- _The request_
Copy each line of the listing below exactly.

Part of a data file

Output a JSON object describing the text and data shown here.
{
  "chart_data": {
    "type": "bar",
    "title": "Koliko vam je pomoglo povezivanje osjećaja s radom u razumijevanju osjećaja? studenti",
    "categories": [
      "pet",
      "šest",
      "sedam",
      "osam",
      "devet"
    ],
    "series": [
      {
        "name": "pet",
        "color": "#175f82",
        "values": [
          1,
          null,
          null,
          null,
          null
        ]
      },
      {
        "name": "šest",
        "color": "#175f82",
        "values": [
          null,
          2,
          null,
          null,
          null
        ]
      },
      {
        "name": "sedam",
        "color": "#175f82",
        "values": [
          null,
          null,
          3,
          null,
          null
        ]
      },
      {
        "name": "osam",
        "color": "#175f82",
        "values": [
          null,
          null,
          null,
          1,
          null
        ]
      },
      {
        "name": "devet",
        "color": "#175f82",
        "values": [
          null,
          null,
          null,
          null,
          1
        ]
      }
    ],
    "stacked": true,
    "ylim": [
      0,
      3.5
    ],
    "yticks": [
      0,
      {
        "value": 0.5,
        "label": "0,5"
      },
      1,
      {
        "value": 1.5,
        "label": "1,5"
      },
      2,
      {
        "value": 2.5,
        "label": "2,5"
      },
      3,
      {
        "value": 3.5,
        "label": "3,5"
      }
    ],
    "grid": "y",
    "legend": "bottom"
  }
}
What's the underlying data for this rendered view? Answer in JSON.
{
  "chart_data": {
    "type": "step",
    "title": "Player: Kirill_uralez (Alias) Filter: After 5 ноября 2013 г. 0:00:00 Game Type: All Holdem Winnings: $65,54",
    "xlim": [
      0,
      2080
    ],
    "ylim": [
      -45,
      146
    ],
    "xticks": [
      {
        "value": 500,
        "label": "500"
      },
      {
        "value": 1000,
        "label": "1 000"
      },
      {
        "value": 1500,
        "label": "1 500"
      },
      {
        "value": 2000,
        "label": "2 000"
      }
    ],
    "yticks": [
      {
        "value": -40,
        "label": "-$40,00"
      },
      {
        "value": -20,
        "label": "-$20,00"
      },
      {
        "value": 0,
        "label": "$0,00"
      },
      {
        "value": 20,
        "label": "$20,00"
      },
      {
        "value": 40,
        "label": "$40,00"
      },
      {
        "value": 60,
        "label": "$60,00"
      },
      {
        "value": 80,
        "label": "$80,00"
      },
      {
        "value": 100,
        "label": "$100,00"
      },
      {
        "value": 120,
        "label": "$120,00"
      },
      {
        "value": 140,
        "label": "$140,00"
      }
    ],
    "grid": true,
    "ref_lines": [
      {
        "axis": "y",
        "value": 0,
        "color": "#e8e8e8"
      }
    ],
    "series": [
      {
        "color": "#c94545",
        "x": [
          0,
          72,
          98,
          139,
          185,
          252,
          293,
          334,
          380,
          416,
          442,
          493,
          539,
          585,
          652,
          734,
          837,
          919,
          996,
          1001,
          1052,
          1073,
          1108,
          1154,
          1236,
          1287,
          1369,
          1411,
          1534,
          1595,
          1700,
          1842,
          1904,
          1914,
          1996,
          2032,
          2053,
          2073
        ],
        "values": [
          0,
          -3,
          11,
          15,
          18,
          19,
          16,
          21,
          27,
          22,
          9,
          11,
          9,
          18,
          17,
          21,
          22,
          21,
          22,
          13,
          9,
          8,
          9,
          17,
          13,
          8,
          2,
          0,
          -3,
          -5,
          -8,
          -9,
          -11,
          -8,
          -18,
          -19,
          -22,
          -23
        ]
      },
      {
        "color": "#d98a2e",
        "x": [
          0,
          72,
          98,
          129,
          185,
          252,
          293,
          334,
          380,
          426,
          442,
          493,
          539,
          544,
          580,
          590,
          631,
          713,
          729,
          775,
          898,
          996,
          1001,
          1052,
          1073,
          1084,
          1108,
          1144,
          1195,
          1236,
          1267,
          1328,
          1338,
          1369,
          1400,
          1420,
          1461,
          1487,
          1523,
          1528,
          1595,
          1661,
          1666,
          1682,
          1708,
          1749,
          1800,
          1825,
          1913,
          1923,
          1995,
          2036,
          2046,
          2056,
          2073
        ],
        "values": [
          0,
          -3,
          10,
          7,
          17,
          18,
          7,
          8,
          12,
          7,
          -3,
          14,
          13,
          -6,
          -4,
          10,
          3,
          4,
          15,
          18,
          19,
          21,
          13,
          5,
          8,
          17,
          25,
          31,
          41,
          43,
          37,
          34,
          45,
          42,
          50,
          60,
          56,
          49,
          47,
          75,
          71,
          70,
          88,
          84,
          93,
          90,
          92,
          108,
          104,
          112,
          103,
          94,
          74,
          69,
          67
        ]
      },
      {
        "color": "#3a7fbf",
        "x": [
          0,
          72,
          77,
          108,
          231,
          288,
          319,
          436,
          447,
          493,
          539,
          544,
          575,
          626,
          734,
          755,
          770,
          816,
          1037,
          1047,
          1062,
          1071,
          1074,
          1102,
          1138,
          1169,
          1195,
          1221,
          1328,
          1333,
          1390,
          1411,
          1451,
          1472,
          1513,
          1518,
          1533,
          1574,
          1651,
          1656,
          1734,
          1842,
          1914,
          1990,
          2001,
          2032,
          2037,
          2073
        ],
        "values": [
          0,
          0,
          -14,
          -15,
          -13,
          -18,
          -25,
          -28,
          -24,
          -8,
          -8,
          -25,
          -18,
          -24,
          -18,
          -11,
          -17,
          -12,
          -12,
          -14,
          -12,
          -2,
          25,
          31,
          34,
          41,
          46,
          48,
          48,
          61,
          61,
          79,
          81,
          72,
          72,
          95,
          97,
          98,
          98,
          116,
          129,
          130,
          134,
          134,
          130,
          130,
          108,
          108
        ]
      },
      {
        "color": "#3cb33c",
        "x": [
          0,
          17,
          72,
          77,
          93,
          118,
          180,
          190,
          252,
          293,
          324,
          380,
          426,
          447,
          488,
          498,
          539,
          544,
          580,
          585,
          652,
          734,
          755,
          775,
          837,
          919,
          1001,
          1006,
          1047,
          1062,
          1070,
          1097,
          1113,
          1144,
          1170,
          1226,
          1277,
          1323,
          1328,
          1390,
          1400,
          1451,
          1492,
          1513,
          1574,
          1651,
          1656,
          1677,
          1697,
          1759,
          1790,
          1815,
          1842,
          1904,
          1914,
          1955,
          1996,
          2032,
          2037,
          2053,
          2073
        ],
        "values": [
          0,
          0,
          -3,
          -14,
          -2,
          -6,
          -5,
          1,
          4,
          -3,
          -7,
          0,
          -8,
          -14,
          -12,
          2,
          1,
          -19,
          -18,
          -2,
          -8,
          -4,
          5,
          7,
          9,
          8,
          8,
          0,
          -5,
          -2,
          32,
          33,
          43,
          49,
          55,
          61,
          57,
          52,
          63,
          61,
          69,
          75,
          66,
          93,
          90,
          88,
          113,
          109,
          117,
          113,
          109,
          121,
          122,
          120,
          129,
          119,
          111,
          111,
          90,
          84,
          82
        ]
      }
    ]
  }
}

- _Exercise answer_
Output a JSON object describing the text and data shown here.
{
  "chart_data": {
    "type": "bar",
    "title": "Koliko vam je pomoglo povezivanje osjećaja s radom u razumijevanju osjećaja? studenti",
    "categories": [
      "pet",
      "šest",
      "sedam",
      "osam",
      "devet"
    ],
    "series": [
      {
        "name": "pet",
        "color": "#175f82",
        "values": [
          1,
          null,
          null,
          null,
          null
        ]
      },
      {
        "name": "šest",
        "color": "#175f82",
        "values": [
          null,
          2,
          null,
          null,
          null
        ]
      },
      {
        "name": "sedam",
        "color": "#175f82",
        "values": [
          null,
          null,
          3,
          null,
          null
        ]
      },
      {
        "name": "osam",
        "color": "#175f82",
        "values": [
          null,
          null,
          null,
          1,
          null
        ]
      },
      {
        "name": "devet",
        "color": "#175f82",
        "values": [
          null,
          null,
          null,
          null,
          1
        ]
      }
    ],
    "stacked": true,
    "ylim": [
      0,
      3.5
    ],
    "yticks": [
      0,
      {
        "value": 0.5,
        "label": "0,5"
      },
      1,
      {
        "value": 1.5,
        "label": "1,5"
      },
      2,
      {
        "value": 2.5,
        "label": "2,5"
      },
      3,
      {
        "value": 3.5,
        "label": "3,5"
      }
    ],
    "grid": "y",
    "legend": "bottom"
  }
}
What's the underlying data for this rendered view? Answer in JSON.
{
  "chart_data": {
    "type": "step",
    "title": "Player: Kirill_uralez (Alias) Filter: After 5 ноября 2013 г. 0:00:00 Game Type: All Holdem Winnings: $65,54",
    "xlim": [
      0,
      2080
    ],
    "ylim": [
      -45,
      146
    ],
    "xticks": [
      {
        "value": 500,
        "label": "500"
      },
      {
        "value": 1000,
        "label": "1 000"
      },
      {
        "value": 1500,
        "label": "1 500"
      },
      {
        "value": 2000,
        "label": "2 000"
      }
    ],
    "yticks": [
      {
        "value": -40,
        "label": "-$40,00"
      },
      {
        "value": -20,
        "label": "-$20,00"
      },
      {
        "value": 0,
        "label": "$0,00"
      },
      {
        "value": 20,
        "label": "$20,00"
      },
      {
        "value": 40,
        "label": "$40,00"
      },
      {
        "value": 60,
        "label": "$60,00"
      },
      {
        "value": 80,
        "label": "$80,00"
      },
      {
        "value": 100,
        "label": "$100,00"
      },
      {
        "value": 120,
        "label": "$120,00"
      },
      {
        "value": 140,
        "label": "$140,00"
      }
    ],
    "grid": true,
    "ref_lines": [
      {
        "axis": "y",
        "value": 0,
        "color": "#e8e8e8"
      }
    ],
    "series": [
      {
        "color": "#c94545",
        "x": [
          0,
          72,
          98,
          139,
          185,
          252,
          293,
          334,
          380,
          416,
          442,
          493,
          539,
          585,
          652,
          734,
          837,
          919,
          996,
          1001,
          1052,
          1073,
          1108,
          1154,
          1236,
          1287,
          1369,
          1411,
          1534,
          1595,
          1700,
          1842,
          1904,
          1914,
          1996,
          2032,
          2053,
          2073
        ],
        "values": [
          0,
          -3,
          11,
          15,
          18,
          19,
          16,
          21,
          27,
          22,
          9,
          11,
          9,
          18,
          17,
          21,
          22,
          21,
          22,
          13,
          9,
          8,
          9,
          17,
          13,
          8,
          2,
          0,
          -3,
          -5,
          -8,
          -9,
          -11,
          -8,
          -18,
          -19,
          -22,
          -23
        ]
      },
      {
        "color": "#d98a2e",
        "x": [
          0,
          72,
          98,
          129,
          185,
          252,
          293,
          334,
          380,
          426,
          442,
          493,
          539,
          544,
          580,
          590,
          631,
          713,
          729,
          775,
          898,
          996,
          1001,
          1052,
          1073,
          1084,
          1108,
          1144,
          1195,
          1236,
          1267,
          1328,
          1338,
          1369,
          1400,
          1420,
          1461,
          1487,
          1523,
          1528,
          1595,
          1661,
          1666,
          1682,
          1708,
          1749,
          1800,
          1825,
          1913,
          1923,
          1995,
          2036,
          2046,
          2056,
          2073
        ],
        "values": [
          0,
          -3,
          10,
          7,
          17,
          18,
          7,
          8,
          12,
          7,
          -3,
          14,
          13,
          -6,
          -4,
          10,
          3,
          4,
          15,
          18,
          19,
          21,
          13,
          5,
          8,
          17,
          25,
          31,
          41,
          43,
          37,
          34,
          45,
          42,
          50,
          60,
          56,
          49,
          47,
          75,
          71,
          70,
          88,
          84,
          93,
          90,
          92,
          108,
          104,
          112,
          103,
          94,
          74,
          69,
          67
        ]
      },
      {
        "color": "#3a7fbf",
        "x": [
          0,
          72,
          77,
          108,
          231,
          288,
          319,
          436,
          447,
          493,
          539,
          544,
          575,
          626,
          734,
          755,
          770,
          816,
          1037,
          1047,
          1062,
          1071,
          1074,
          1102,
          1138,
          1169,
          1195,
          1221,
          1328,
          1333,
          1390,
          1411,
          1451,
          1472,
          1513,
          1518,
          1533,
          1574,
          1651,
          1656,
          1734,
          1842,
          1914,
          1990,
          2001,
          2032,
          2037,
          2073
        ],
        "values": [
          0,
          0,
          -14,
          -15,
          -13,
          -18,
          -25,
          -28,
          -24,
          -8,
          -8,
          -25,
          -18,
          -24,
          -18,
          -11,
          -17,
          -12,
          -12,
          -14,
          -12,
          -2,
          25,
          31,
          34,
          41,
          46,
          48,
          48,
          61,
          61,
          79,
          81,
          72,
          72,
          95,
          97,
          98,
          98,
          116,
          129,
          130,
          134,
          134,
          130,
          130,
          108,
          108
        ]
      },
      {
        "color": "#3cb33c",
        "x": [
          0,
          17,
          72,
          77,
          93,
          118,
          180,
          190,
          252,
          293,
          324,
          380,
          426,
          447,
          488,
          498,
          539,
          544,
          580,
          585,
          652,
          734,
          755,
          775,
          837,
          919,
          1001,
          1006,
          1047,
          1062,
          1070,
          1097,
          1113,
          1144,
          1170,
          1226,
          1277,
          1323,
          1328,
          1390,
          1400,
          1451,
          1492,
          1513,
          1574,
          1651,
          1656,
          1677,
          1697,
          1759,
          1790,
          1815,
          1842,
          1904,
          1914,
          1955,
          1996,
          2032,
          2037,
          2053,
          2073
        ],
        "values": [
          0,
          0,
          -3,
          -14,
          -2,
          -6,
          -5,
          1,
          4,
          -3,
          -7,
          0,
          -8,
          -14,
          -12,
          2,
          1,
          -19,
          -18,
          -2,
          -8,
          -4,
          5,
          7,
          9,
          8,
          8,
          0,
          -5,
          -2,
          32,
          33,
          43,
          49,
          55,
          61,
          57,
          52,
          63,
          61,
          69,
          75,
          66,
          93,
          90,
          88,
          113,
          109,
          117,
          113,
          109,
          121,
          122,
          120,
          129,
          119,
          111,
          111,
          90,
          84,
          82
        ]
      }
    ]
  }
}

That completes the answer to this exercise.